--- Start of Material ---

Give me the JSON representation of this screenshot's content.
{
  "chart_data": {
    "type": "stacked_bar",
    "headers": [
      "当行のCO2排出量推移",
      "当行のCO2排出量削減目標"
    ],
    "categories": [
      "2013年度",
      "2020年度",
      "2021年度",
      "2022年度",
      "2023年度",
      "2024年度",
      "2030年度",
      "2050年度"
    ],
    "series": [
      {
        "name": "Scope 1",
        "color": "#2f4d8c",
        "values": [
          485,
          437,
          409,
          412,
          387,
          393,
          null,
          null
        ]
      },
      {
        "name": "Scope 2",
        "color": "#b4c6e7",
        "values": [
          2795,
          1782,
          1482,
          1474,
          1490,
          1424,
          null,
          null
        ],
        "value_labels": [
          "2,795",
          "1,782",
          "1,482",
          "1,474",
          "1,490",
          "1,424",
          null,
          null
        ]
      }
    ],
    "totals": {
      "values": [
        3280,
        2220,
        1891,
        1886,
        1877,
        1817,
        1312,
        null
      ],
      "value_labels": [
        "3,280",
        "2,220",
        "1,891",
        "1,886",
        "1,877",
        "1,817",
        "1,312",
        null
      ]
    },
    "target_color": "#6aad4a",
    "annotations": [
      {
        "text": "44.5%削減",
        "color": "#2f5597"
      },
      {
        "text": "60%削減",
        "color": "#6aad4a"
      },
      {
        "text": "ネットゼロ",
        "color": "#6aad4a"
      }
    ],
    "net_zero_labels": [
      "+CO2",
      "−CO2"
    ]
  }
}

--- End of Material ---

▸ Given exercise
Return all the data above once more, precisely as given.

▸ In response
Give me the JSON representation of this screenshot's content.
{
  "chart_data": {
    "type": "stacked_bar",
    "headers": [
      "当行のCO2排出量推移",
      "当行のCO2排出量削減目標"
    ],
    "categories": [
      "2013年度",
      "2020年度",
      "2021年度",
      "2022年度",
      "2023年度",
      "2024年度",
      "2030年度",
      "2050年度"
    ],
    "series": [
      {
        "name": "Scope 1",
        "color": "#2f4d8c",
        "values": [
          485,
          437,
          409,
          412,
          387,
          393,
          null,
          null
        ]
      },
      {
        "name": "Scope 2",
        "color": "#b4c6e7",
        "values": [
          2795,
          1782,
          1482,
          1474,
          1490,
          1424,
          null,
          null
        ],
        "value_labels": [
          "2,795",
          "1,782",
          "1,482",
          "1,474",
          "1,490",
          "1,424",
          null,
          null
        ]
      }
    ],
    "totals": {
      "values": [
        3280,
        2220,
        1891,
        1886,
        1877,
        1817,
        1312,
        null
      ],
      "value_labels": [
        "3,280",
        "2,220",
        "1,891",
        "1,886",
        "1,877",
        "1,817",
        "1,312",
        null
      ]
    },
    "target_color": "#6aad4a",
    "annotations": [
      {
        "text": "44.5%削減",
        "color": "#2f5597"
      },
      {
        "text": "60%削減",
        "color": "#6aad4a"
      },
      {
        "text": "ネットゼロ",
        "color": "#6aad4a"
      }
    ],
    "net_zero_labels": [
      "+CO2",
      "−CO2"
    ]
  }
}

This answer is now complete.